> _Description of the task_
Retype the material that follows, keeping every word as it is.

> _Data in this exercise_
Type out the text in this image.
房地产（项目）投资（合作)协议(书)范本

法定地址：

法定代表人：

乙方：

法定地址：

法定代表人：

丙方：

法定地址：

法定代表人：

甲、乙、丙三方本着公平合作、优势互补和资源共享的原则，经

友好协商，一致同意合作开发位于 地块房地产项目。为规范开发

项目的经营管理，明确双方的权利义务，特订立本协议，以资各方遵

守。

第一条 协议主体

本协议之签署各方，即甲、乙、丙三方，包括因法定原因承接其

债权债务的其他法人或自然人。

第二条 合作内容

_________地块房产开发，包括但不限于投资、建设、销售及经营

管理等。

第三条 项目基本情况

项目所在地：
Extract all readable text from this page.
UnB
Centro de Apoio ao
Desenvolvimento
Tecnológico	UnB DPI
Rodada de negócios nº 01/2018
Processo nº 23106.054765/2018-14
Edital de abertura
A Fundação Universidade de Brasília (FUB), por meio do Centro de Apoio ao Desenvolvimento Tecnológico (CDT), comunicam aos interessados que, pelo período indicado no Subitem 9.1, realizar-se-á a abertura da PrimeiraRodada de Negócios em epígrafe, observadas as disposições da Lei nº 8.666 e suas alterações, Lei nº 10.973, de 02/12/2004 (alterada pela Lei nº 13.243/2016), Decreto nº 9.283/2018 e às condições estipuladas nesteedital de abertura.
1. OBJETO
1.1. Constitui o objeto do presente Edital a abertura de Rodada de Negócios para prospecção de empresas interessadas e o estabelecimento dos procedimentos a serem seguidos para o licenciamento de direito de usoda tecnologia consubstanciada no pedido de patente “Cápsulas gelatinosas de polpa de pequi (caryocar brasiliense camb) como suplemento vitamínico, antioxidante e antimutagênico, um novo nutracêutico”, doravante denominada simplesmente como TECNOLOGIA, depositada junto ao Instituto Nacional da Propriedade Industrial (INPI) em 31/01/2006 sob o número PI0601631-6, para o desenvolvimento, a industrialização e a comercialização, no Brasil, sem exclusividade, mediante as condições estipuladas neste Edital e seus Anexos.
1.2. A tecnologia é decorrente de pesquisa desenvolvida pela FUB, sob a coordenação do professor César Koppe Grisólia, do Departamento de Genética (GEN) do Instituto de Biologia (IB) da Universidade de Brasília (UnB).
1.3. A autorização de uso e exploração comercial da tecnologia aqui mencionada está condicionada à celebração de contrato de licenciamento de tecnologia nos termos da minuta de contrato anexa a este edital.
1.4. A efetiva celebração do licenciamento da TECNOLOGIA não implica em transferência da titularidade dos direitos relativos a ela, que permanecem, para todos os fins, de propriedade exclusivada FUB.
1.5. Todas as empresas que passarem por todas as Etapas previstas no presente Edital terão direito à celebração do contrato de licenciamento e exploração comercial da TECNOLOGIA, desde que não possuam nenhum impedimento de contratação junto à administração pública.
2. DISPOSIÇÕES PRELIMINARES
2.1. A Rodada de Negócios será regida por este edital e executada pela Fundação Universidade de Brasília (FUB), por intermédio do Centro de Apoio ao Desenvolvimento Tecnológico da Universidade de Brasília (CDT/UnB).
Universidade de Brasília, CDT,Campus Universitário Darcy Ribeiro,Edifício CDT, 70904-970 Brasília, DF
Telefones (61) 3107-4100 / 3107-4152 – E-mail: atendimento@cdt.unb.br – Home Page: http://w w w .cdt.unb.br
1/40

> _Answer for this exercise_
Type out the text in this image.
房地产（项目）投资（合作)协议(书)范本

法定地址：

法定代表人：

乙方：

法定地址：

法定代表人：

丙方：

法定地址：

法定代表人：

甲、乙、丙三方本着公平合作、优势互补和资源共享的原则，经

友好协商，一致同意合作开发位于 地块房地产项目。为规范开发

项目的经营管理，明确双方的权利义务，特订立本协议，以资各方遵

守。

第一条 协议主体

本协议之签署各方，即甲、乙、丙三方，包括因法定原因承接其

债权债务的其他法人或自然人。

第二条 合作内容

_________地块房产开发，包括但不限于投资、建设、销售及经营

管理等。

第三条 项目基本情况

项目所在地：
Extract all readable text from this page.
UnB
Centro de Apoio ao
Desenvolvimento
Tecnológico	UnB DPI
Rodada de negócios nº 01/2018
Processo nº 23106.054765/2018-14
Edital de abertura
A Fundação Universidade de Brasília (FUB), por meio do Centro de Apoio ao Desenvolvimento Tecnológico (CDT), comunicam aos interessados que, pelo período indicado no Subitem 9.1, realizar-se-á a abertura da PrimeiraRodada de Negócios em epígrafe, observadas as disposições da Lei nº 8.666 e suas alterações, Lei nº 10.973, de 02/12/2004 (alterada pela Lei nº 13.243/2016), Decreto nº 9.283/2018 e às condições estipuladas nesteedital de abertura.
1. OBJETO
1.1. Constitui o objeto do presente Edital a abertura de Rodada de Negócios para prospecção de empresas interessadas e o estabelecimento dos procedimentos a serem seguidos para o licenciamento de direito de usoda tecnologia consubstanciada no pedido de patente “Cápsulas gelatinosas de polpa de pequi (caryocar brasiliense camb) como suplemento vitamínico, antioxidante e antimutagênico, um novo nutracêutico”, doravante denominada simplesmente como TECNOLOGIA, depositada junto ao Instituto Nacional da Propriedade Industrial (INPI) em 31/01/2006 sob o número PI0601631-6, para o desenvolvimento, a industrialização e a comercialização, no Brasil, sem exclusividade, mediante as condições estipuladas neste Edital e seus Anexos.
1.2. A tecnologia é decorrente de pesquisa desenvolvida pela FUB, sob a coordenação do professor César Koppe Grisólia, do Departamento de Genética (GEN) do Instituto de Biologia (IB) da Universidade de Brasília (UnB).
1.3. A autorização de uso e exploração comercial da tecnologia aqui mencionada está condicionada à celebração de contrato de licenciamento de tecnologia nos termos da minuta de contrato anexa a este edital.
1.4. A efetiva celebração do licenciamento da TECNOLOGIA não implica em transferência da titularidade dos direitos relativos a ela, que permanecem, para todos os fins, de propriedade exclusivada FUB.
1.5. Todas as empresas que passarem por todas as Etapas previstas no presente Edital terão direito à celebração do contrato de licenciamento e exploração comercial da TECNOLOGIA, desde que não possuam nenhum impedimento de contratação junto à administração pública.
2. DISPOSIÇÕES PRELIMINARES
2.1. A Rodada de Negócios será regida por este edital e executada pela Fundação Universidade de Brasília (FUB), por intermédio do Centro de Apoio ao Desenvolvimento Tecnológico da Universidade de Brasília (CDT/UnB).
Universidade de Brasília, CDT,Campus Universitário Darcy Ribeiro,Edifício CDT, 70904-970 Brasília, DF
Telefones (61) 3107-4100 / 3107-4152 – E-mail: atendimento@cdt.unb.br – Home Page: http://w w w .cdt.unb.br
1/40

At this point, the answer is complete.